Task data:
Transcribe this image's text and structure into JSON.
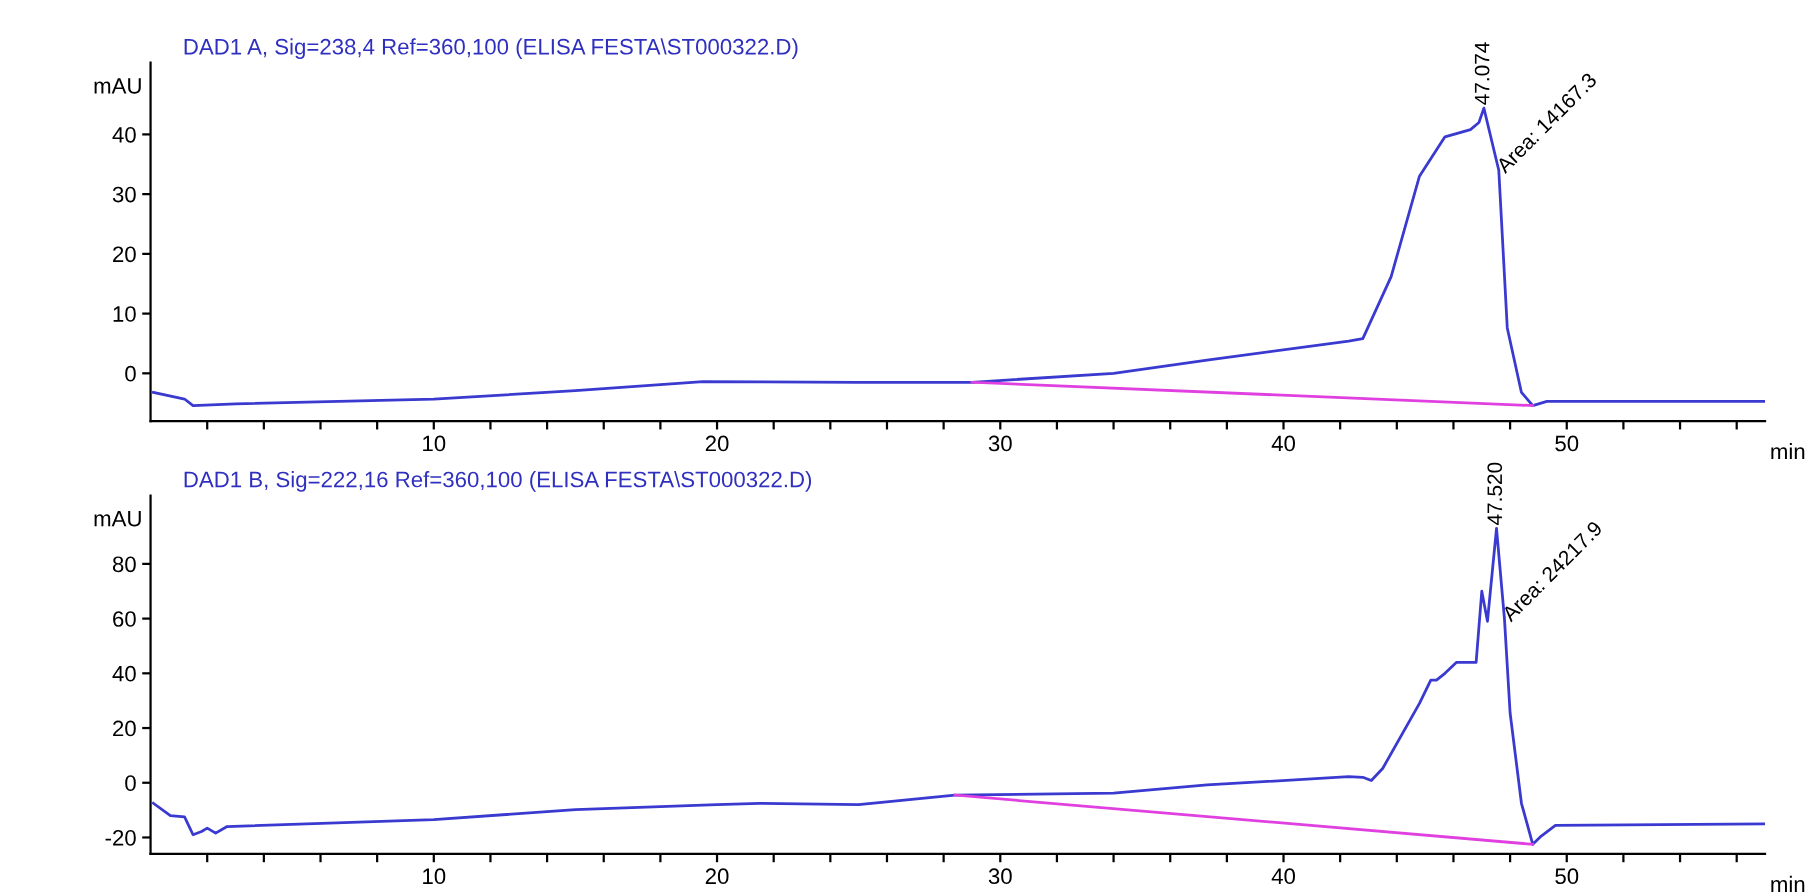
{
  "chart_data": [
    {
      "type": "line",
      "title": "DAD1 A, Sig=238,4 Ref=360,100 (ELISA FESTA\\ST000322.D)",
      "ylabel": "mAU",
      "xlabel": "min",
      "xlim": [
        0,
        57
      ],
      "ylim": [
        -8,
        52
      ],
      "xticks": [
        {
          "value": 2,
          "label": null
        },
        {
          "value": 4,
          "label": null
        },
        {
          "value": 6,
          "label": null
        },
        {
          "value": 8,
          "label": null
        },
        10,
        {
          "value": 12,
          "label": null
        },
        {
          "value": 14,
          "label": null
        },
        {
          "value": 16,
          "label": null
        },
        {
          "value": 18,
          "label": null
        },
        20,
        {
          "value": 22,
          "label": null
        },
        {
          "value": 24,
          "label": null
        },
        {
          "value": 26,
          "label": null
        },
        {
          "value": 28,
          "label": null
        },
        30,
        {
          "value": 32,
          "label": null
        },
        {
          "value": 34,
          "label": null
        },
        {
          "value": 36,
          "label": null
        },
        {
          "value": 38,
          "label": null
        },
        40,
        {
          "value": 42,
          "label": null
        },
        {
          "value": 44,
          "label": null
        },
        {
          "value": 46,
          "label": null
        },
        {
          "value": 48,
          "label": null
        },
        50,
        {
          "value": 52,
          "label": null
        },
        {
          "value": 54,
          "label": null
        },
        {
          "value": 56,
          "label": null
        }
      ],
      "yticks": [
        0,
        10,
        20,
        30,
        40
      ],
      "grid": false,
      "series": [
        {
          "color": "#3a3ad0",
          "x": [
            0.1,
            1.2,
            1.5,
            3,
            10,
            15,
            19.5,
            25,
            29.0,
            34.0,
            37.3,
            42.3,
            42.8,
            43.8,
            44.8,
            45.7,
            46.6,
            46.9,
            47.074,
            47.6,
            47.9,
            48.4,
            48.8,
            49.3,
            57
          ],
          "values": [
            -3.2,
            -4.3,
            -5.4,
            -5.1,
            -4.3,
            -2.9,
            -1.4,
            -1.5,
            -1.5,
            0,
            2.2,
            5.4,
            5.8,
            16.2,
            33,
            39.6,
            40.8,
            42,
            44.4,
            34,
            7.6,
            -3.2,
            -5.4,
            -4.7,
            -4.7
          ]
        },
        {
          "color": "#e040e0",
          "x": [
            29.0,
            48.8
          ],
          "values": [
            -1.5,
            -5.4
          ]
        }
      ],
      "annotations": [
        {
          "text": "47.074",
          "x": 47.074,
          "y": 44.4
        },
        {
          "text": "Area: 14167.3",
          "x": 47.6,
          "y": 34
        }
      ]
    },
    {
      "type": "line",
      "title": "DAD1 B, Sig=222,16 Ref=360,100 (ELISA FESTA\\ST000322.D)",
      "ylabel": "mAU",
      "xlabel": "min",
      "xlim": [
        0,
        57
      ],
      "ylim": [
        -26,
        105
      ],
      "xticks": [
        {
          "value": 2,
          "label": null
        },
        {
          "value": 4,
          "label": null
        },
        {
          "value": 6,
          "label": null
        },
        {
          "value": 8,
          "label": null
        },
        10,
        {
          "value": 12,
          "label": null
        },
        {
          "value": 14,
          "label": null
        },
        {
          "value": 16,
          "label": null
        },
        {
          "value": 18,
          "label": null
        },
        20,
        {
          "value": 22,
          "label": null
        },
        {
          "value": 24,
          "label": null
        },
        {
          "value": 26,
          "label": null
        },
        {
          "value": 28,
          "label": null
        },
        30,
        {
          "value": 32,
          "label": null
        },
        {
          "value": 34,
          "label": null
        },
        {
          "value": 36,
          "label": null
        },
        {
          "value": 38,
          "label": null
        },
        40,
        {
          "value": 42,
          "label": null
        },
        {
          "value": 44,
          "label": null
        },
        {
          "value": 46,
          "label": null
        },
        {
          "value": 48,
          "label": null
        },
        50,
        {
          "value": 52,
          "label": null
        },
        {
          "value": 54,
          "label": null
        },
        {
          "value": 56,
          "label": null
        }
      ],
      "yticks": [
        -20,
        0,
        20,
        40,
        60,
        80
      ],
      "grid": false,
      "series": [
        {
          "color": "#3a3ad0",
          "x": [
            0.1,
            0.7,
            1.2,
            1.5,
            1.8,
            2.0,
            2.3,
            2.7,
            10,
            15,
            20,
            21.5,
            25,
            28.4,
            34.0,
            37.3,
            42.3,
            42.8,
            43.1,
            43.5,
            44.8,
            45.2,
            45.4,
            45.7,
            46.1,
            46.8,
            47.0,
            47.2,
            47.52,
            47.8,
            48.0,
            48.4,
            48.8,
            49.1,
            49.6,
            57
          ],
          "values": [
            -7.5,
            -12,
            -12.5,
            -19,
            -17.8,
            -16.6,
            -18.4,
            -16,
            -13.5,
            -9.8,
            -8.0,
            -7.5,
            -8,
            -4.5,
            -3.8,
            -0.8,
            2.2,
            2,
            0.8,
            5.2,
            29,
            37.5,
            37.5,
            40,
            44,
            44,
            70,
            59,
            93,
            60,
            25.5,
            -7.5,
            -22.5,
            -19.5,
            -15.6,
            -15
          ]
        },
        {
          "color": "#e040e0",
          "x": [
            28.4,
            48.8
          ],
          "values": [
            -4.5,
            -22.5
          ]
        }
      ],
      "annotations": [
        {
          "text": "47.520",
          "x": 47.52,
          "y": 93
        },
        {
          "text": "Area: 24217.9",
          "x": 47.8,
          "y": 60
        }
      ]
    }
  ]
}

---

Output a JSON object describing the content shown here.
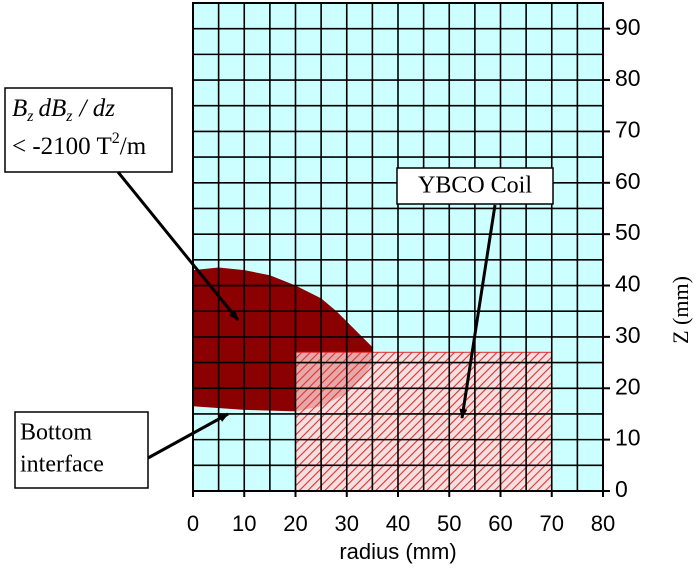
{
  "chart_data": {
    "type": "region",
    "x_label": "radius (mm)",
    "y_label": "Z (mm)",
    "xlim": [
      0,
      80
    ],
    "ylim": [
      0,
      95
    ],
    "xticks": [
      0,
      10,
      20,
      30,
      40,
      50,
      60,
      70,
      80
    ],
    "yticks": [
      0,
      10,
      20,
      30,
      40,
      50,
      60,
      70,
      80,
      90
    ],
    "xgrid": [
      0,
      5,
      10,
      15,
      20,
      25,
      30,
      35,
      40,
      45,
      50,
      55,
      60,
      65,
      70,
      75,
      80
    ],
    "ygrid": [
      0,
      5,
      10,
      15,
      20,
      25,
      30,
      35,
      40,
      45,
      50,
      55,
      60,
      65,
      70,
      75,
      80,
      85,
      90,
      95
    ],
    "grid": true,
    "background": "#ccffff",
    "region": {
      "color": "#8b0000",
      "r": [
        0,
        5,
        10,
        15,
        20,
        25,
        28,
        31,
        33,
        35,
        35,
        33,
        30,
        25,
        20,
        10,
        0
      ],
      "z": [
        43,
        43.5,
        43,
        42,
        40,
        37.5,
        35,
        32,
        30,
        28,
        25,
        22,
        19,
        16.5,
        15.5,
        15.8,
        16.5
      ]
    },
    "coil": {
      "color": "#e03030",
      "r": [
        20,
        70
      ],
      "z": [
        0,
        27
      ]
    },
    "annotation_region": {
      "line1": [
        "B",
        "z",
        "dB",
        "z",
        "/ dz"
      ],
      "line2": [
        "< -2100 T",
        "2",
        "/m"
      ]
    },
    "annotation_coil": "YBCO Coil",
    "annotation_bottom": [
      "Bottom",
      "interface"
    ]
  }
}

==

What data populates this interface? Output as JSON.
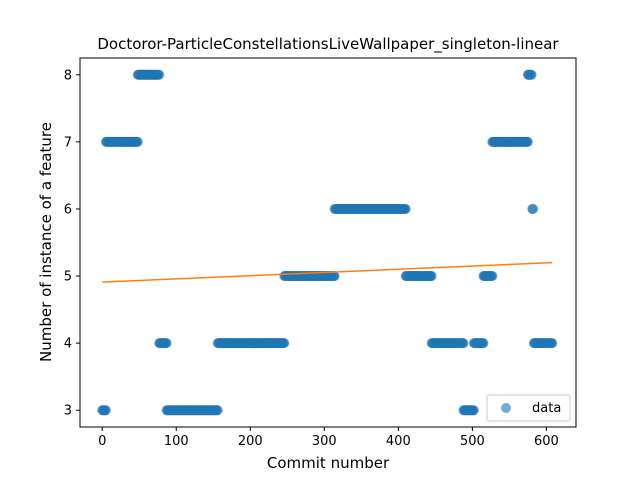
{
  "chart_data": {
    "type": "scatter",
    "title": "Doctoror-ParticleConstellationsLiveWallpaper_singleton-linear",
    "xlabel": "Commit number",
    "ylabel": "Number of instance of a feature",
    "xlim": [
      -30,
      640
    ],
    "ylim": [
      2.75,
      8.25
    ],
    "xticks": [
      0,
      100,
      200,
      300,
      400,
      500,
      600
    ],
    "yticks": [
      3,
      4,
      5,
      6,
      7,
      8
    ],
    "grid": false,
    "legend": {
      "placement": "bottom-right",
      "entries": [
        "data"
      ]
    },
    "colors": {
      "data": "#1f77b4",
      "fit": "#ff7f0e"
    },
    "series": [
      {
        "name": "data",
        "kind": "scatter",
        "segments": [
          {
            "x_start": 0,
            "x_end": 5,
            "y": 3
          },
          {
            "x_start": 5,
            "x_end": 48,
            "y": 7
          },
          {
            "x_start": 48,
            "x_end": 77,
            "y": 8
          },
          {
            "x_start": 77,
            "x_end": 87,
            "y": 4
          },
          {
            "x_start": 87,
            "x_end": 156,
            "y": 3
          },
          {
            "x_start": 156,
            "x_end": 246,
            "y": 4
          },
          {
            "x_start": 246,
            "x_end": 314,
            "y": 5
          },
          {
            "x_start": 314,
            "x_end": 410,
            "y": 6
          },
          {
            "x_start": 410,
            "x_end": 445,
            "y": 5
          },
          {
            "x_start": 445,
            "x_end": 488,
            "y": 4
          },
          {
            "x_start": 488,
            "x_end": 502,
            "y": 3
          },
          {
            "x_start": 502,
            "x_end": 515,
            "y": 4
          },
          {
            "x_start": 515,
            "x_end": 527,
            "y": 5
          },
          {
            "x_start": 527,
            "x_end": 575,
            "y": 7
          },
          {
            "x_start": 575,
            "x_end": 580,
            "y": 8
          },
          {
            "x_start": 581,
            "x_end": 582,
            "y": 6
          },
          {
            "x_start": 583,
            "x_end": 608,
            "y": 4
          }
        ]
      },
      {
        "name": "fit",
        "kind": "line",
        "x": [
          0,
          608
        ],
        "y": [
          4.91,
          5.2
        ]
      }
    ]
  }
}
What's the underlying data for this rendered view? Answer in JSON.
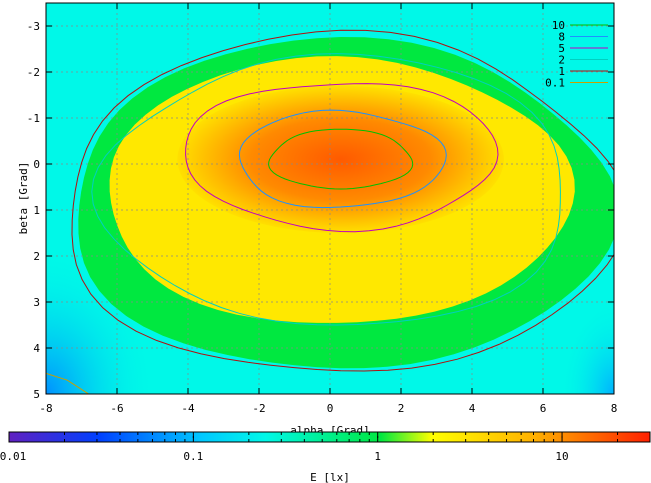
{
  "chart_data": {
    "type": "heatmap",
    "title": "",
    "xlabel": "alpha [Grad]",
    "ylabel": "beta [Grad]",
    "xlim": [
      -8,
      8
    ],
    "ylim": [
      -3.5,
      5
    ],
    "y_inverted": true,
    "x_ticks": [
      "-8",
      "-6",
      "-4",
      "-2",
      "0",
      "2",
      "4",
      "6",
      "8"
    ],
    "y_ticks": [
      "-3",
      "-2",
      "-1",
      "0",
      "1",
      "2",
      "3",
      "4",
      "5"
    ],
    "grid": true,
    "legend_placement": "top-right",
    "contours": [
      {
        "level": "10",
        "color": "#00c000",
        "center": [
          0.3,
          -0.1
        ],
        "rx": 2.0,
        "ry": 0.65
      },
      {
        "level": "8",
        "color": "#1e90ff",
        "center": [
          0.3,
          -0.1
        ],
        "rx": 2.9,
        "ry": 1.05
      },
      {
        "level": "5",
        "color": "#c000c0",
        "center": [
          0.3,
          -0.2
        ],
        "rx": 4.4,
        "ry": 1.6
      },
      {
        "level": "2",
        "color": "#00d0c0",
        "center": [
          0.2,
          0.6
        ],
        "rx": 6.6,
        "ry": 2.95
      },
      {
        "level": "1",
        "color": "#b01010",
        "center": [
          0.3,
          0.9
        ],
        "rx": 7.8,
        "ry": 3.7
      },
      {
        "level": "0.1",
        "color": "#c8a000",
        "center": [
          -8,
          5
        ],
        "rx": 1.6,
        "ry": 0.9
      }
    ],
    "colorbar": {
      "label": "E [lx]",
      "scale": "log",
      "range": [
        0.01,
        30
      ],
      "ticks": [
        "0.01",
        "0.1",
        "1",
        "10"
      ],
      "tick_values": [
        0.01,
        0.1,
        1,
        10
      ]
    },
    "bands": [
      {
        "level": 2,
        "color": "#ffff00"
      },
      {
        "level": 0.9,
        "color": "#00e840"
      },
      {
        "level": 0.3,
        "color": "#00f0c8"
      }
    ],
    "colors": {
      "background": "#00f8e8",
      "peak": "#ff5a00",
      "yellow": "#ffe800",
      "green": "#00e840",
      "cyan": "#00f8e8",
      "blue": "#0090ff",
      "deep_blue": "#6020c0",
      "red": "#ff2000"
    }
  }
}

Directive:
Find the word "right" in the data and copy out each line where it turns up.

Task result:
      "placement": "bottom-right",
    "legend_placement": "top-right",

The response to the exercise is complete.